#### [Information supplied]
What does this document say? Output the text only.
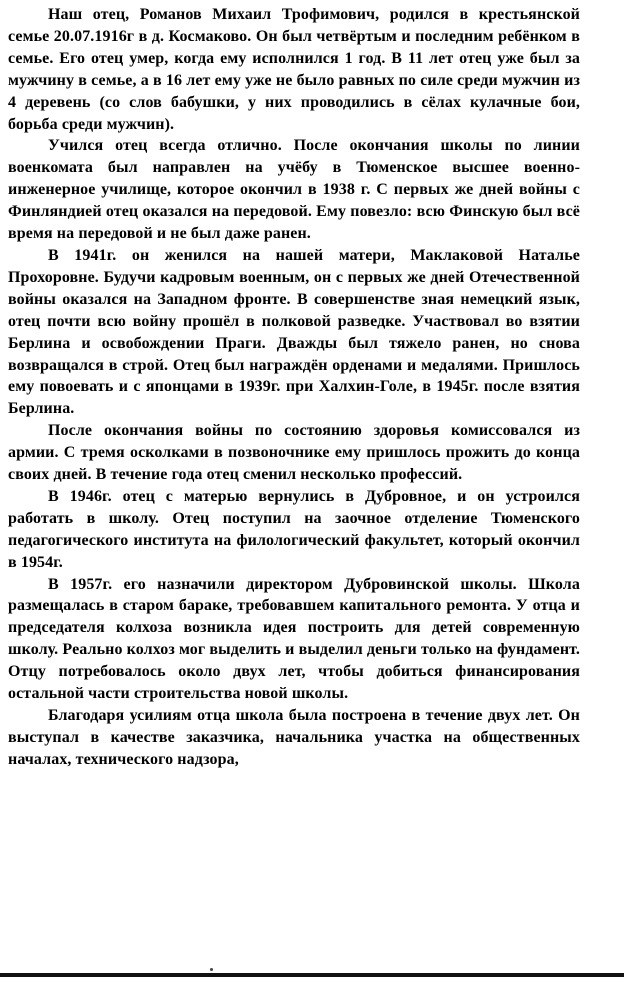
Наш отец, Романов Михаил Трофимович, родился в крестьянской семье 20.07.1916г в д. Космаково. Он был четвёртым и последним ребёнком в семье. Его отец умер, когда ему исполнился 1 год. В 11 лет отец уже был за мужчину в семье, а в 16 лет ему уже не было равных по силе среди мужчин из 4 деревень (со слов бабушки, у них проводились в сёлах кулачные бои, борьба среди мужчин).

Учился отец всегда отлично. После окончания школы по линии военкомата был направлен на учёбу в Тюменское высшее военно-инженерное училище, которое окончил в 1938 г. С первых же дней войны с Финляндией отец оказался на передовой. Ему повезло: всю Финскую был всё время на передовой и не был даже ранен.

В 1941г. он женился на нашей матери, Маклаковой Наталье Прохоровне. Будучи кадровым военным, он с первых же дней Отечественной войны оказался на Западном фронте. В совершенстве зная немецкий язык, отец почти всю войну прошёл в полковой разведке. Участвовал во взятии Берлина и освобождении Праги. Дважды был тяжело ранен, но снова возвращался в строй. Отец был награждён орденами и медалями. Пришлось ему повоевать и с японцами в 1939г. при Халхин-Голе, в 1945г. после взятия Берлина.

После окончания войны по состоянию здоровья комиссовался из армии. С тремя осколками в позвоночнике ему пришлось прожить до конца своих дней. В течение года отец сменил несколько профессий.

В 1946г. отец с матерью вернулись в Дубровное, и он устроился работать в школу. Отец поступил на заочное отделение Тюменского педагогического института на филологический факультет, который окончил в 1954г.

В 1957г. его назначили директором Дубровинской школы. Школа размещалась в старом бараке, требовавшем капитального ремонта. У отца и председателя колхоза возникла идея построить для детей современную школу. Реально колхоз мог выделить и выделил деньги только на фундамент. Отцу потребовалось около двух лет, чтобы добиться финансирования остальной части строительства новой школы.

Благодаря усилиям отца школа была построена в течение двух лет. Он выступал в качестве заказчика, начальника участка на общественных началах, технического надзора,
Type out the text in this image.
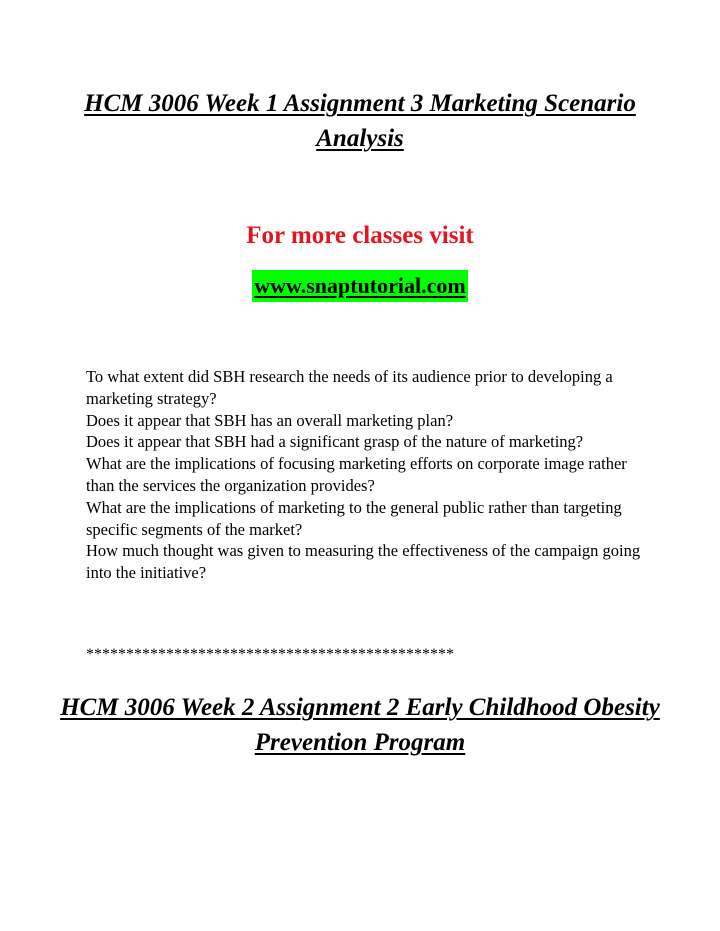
HCM 3006 Week 1 Assignment 3 Marketing Scenario Analysis

For more classes visit

www.snaptutorial.com

To what extent did SBH research the needs of its audience prior to developing a marketing strategy?

Does it appear that SBH has an overall marketing plan?

Does it appear that SBH had a significant grasp of the nature of marketing?

What are the implications of focusing marketing efforts on corporate image rather than the services the organization provides?

What are the implications of marketing to the general public rather than targeting specific segments of the market?

How much thought was given to measuring the effectiveness of the campaign going into the initiative?

**********************************************
HCM 3006 Week 2 Assignment 2 Early Childhood Obesity Prevention Program
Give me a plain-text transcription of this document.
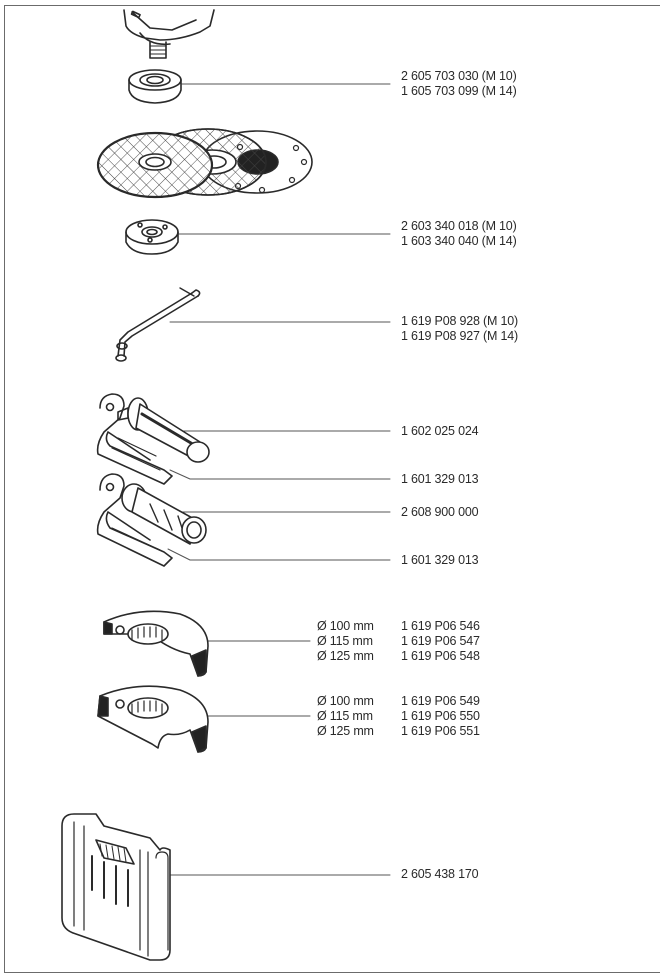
2 605 703 030 (M 10)
1 605 703 099 (M 14)
2 603 340 018 (M 10)
1 603 340 040 (M 14)
1 619 P08 928 (M 10)
1 619 P08 927 (M 14)
1 602 025 024
1 601 329 013
2 608 900 000
1 601 329 013
Ø 100 mm
Ø 115 mm
Ø 125 mm
1 619 P06 546
1 619 P06 547
1 619 P06 548
Ø 100 mm
Ø 115 mm
Ø 125 mm
1 619 P06 549
1 619 P06 550
1 619 P06 551
2 605 438 170
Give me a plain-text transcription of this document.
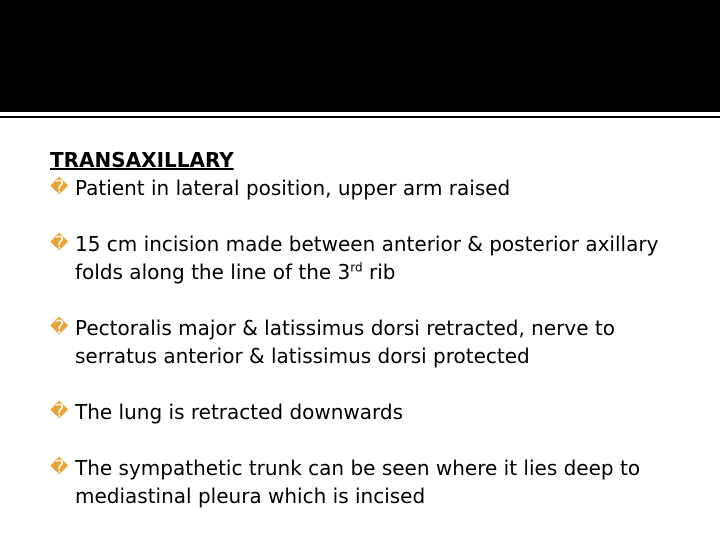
TRANSAXILLARY

� Patient in lateral position, upper arm raised

� 15 cm incision made between anterior & posterior axillary folds along the line of the 3rd rib

� Pectoralis major & latissimus dorsi retracted, nerve to serratus anterior & latissimus dorsi protected

� The lung is retracted downwards

� The sympathetic trunk can be seen where it lies deep to mediastinal pleura which is incised
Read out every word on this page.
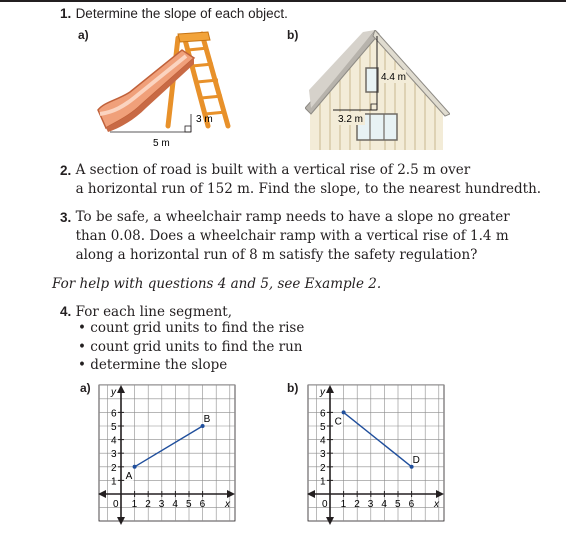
1. Determine the slope of each object.
a)	b)
3 m
5 m
4.4 m
3.2 m
2. A section of road is built with a vertical rise of 2.5 m over
a horizontal run of 152 m. Find the slope, to the nearest hundredth.
3. To be safe, a wheelchair ramp needs to have a slope no greater
than 0.08. Does a wheelchair ramp with a vertical rise of 1.4 m
along a horizontal run of 8 m satisfy the safety regulation?
For help with questions 4 and 5, see Example 2.
4. For each line segment,
• count grid units to find the rise
• count grid units to find the run
• determine the slope
a)	b)
y
x
0 1 2 3 4 5 6
1
2
3
4
5
6
A
B
y
x
0 1 2 3 4 5 6
1
2
3
4
5
6
C
D
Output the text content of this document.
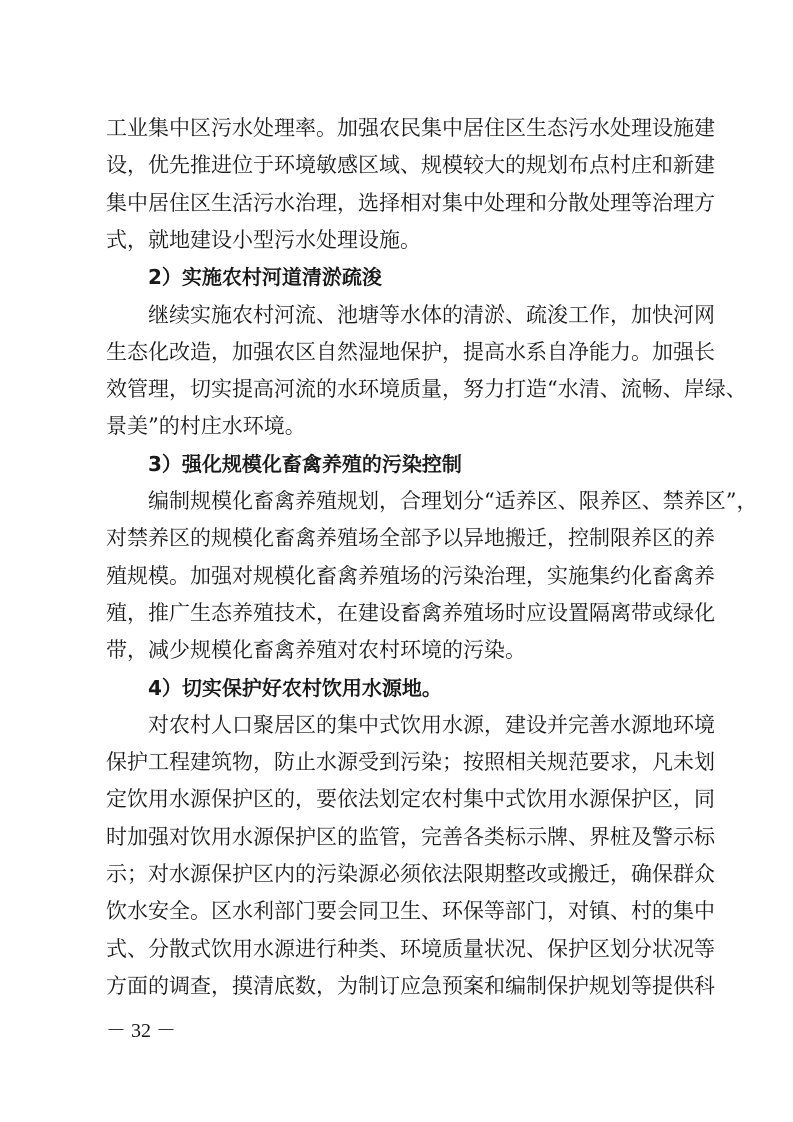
工业集中区污水处理率。加强农民集中居住区生态污水处理设施建
设，优先推进位于环境敏感区域、规模较大的规划布点村庄和新建
集中居住区生活污水治理，选择相对集中处理和分散处理等治理方
式，就地建设小型污水处理设施。
2）实施农村河道清淤疏浚
继续实施农村河流、池塘等水体的清淤、疏浚工作，加快河网
生态化改造，加强农区自然湿地保护，提高水系自净能力。加强长
效管理，切实提高河流的水环境质量，努力打造“水清、流畅、岸绿、
景美”的村庄水环境。
3）强化规模化畜禽养殖的污染控制
编制规模化畜禽养殖规划，合理划分“适养区、限养区、禁养区”，
对禁养区的规模化畜禽养殖场全部予以异地搬迁，控制限养区的养
殖规模。加强对规模化畜禽养殖场的污染治理，实施集约化畜禽养
殖，推广生态养殖技术，在建设畜禽养殖场时应设置隔离带或绿化
带，减少规模化畜禽养殖对农村环境的污染。
4）切实保护好农村饮用水源地。
对农村人口聚居区的集中式饮用水源，建设并完善水源地环境
保护工程建筑物，防止水源受到污染；按照相关规范要求，凡未划
定饮用水源保护区的，要依法划定农村集中式饮用水源保护区，同
时加强对饮用水源保护区的监管，完善各类标示牌、界桩及警示标
示；对水源保护区内的污染源必须依法限期整改或搬迁，确保群众
饮水安全。区水利部门要会同卫生、环保等部门，对镇、村的集中
式、分散式饮用水源进行种类、环境质量状况、保护区划分状况等
方面的调查，摸清底数，为制订应急预案和编制保护规划等提供科
－ 32 －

#### [What is expected]
Reproduce the whole listing above word for word, but not its pictures.

#### [Output below]
What does this document say? Output the text only.
Наш отец, Романов Михаил Трофимович, родился в крестьянской семье 20.07.1916г в д. Космаково. Он был четвёртым и последним ребёнком в семье. Его отец умер, когда ему исполнился 1 год. В 11 лет отец уже был за мужчину в семье, а в 16 лет ему уже не было равных по силе среди мужчин из 4 деревень (со слов бабушки, у них проводились в сёлах кулачные бои, борьба среди мужчин).

Учился отец всегда отлично. После окончания школы по линии военкомата был направлен на учёбу в Тюменское высшее военно-инженерное училище, которое окончил в 1938 г. С первых же дней войны с Финляндией отец оказался на передовой. Ему повезло: всю Финскую был всё время на передовой и не был даже ранен.

В 1941г. он женился на нашей матери, Маклаковой Наталье Прохоровне. Будучи кадровым военным, он с первых же дней Отечественной войны оказался на Западном фронте. В совершенстве зная немецкий язык, отец почти всю войну прошёл в полковой разведке. Участвовал во взятии Берлина и освобождении Праги. Дважды был тяжело ранен, но снова возвращался в строй. Отец был награждён орденами и медалями. Пришлось ему повоевать и с японцами в 1939г. при Халхин-Голе, в 1945г. после взятия Берлина.

После окончания войны по состоянию здоровья комиссовался из армии. С тремя осколками в позвоночнике ему пришлось прожить до конца своих дней. В течение года отец сменил несколько профессий.

В 1946г. отец с матерью вернулись в Дубровное, и он устроился работать в школу. Отец поступил на заочное отделение Тюменского педагогического института на филологический факультет, который окончил в 1954г.

В 1957г. его назначили директором Дубровинской школы. Школа размещалась в старом бараке, требовавшем капитального ремонта. У отца и председателя колхоза возникла идея построить для детей современную школу. Реально колхоз мог выделить и выделил деньги только на фундамент. Отцу потребовалось около двух лет, чтобы добиться финансирования остальной части строительства новой школы.

Благодаря усилиям отца школа была построена в течение двух лет. Он выступал в качестве заказчика, начальника участка на общественных началах, технического надзора,
Type out the text in this image.
HCM 3006 Week 1 Assignment 3 Marketing Scenario Analysis

For more classes visit

www.snaptutorial.com

To what extent did SBH research the needs of its audience prior to developing a marketing strategy?

Does it appear that SBH has an overall marketing plan?

Does it appear that SBH had a significant grasp of the nature of marketing?

What are the implications of focusing marketing efforts on corporate image rather than the services the organization provides?

What are the implications of marketing to the general public rather than targeting specific segments of the market?

How much thought was given to measuring the effectiveness of the campaign going into the initiative?

**********************************************
HCM 3006 Week 2 Assignment 2 Early Childhood Obesity Prevention Program
Give me a plain-text transcription of this document.
2 605 703 030 (M 10)
1 605 703 099 (M 14)
2 603 340 018 (M 10)
1 603 340 040 (M 14)
1 619 P08 928 (M 10)
1 619 P08 927 (M 14)
1 602 025 024
1 601 329 013
2 608 900 000
1 601 329 013
Ø 100 mm
Ø 115 mm
Ø 125 mm
1 619 P06 546
1 619 P06 547
1 619 P06 548
Ø 100 mm
Ø 115 mm
Ø 125 mm
1 619 P06 549
1 619 P06 550
1 619 P06 551
2 605 438 170
Give me a plain-text transcription of this document.
TRANSAXILLARY

� Patient in lateral position, upper arm raised

� 15 cm incision made between anterior & posterior axillary folds along the line of the 3rd rib

� Pectoralis major & latissimus dorsi retracted, nerve to serratus anterior & latissimus dorsi protected

� The lung is retracted downwards

� The sympathetic trunk can be seen where it lies deep to mediastinal pleura which is incised
Read out every word on this page.
1. Determine the slope of each object.
a)	b)
3 m
5 m
4.4 m
3.2 m
2. A section of road is built with a vertical rise of 2.5 m over
a horizontal run of 152 m. Find the slope, to the nearest hundredth.
3. To be safe, a wheelchair ramp needs to have a slope no greater
than 0.08. Does a wheelchair ramp with a vertical rise of 1.4 m
along a horizontal run of 8 m satisfy the safety regulation?
For help with questions 4 and 5, see Example 2.
4. For each line segment,
• count grid units to find the rise
• count grid units to find the run
• determine the slope
a)	b)
y
x
0 1 2 3 4 5 6
1
2
3
4
5
6
A
B
y
x
0 1 2 3 4 5 6
1
2
3
4
5
6
C
D
Output the text content of this document.
工业集中区污水处理率。加强农民集中居住区生态污水处理设施建
设，优先推进位于环境敏感区域、规模较大的规划布点村庄和新建
集中居住区生活污水治理，选择相对集中处理和分散处理等治理方
式，就地建设小型污水处理设施。
2）实施农村河道清淤疏浚
继续实施农村河流、池塘等水体的清淤、疏浚工作，加快河网
生态化改造，加强农区自然湿地保护，提高水系自净能力。加强长
效管理，切实提高河流的水环境质量，努力打造“水清、流畅、岸绿、
景美”的村庄水环境。
3）强化规模化畜禽养殖的污染控制
编制规模化畜禽养殖规划，合理划分“适养区、限养区、禁养区”，
对禁养区的规模化畜禽养殖场全部予以异地搬迁，控制限养区的养
殖规模。加强对规模化畜禽养殖场的污染治理，实施集约化畜禽养
殖，推广生态养殖技术，在建设畜禽养殖场时应设置隔离带或绿化
带，减少规模化畜禽养殖对农村环境的污染。
4）切实保护好农村饮用水源地。
对农村人口聚居区的集中式饮用水源，建设并完善水源地环境
保护工程建筑物，防止水源受到污染；按照相关规范要求，凡未划
定饮用水源保护区的，要依法划定农村集中式饮用水源保护区，同
时加强对饮用水源保护区的监管，完善各类标示牌、界桩及警示标
示；对水源保护区内的污染源必须依法限期整改或搬迁，确保群众
饮水安全。区水利部门要会同卫生、环保等部门，对镇、村的集中
式、分散式饮用水源进行种类、环境质量状况、保护区划分状况等
方面的调查，摸清底数，为制订应急预案和编制保护规划等提供科
－ 32 －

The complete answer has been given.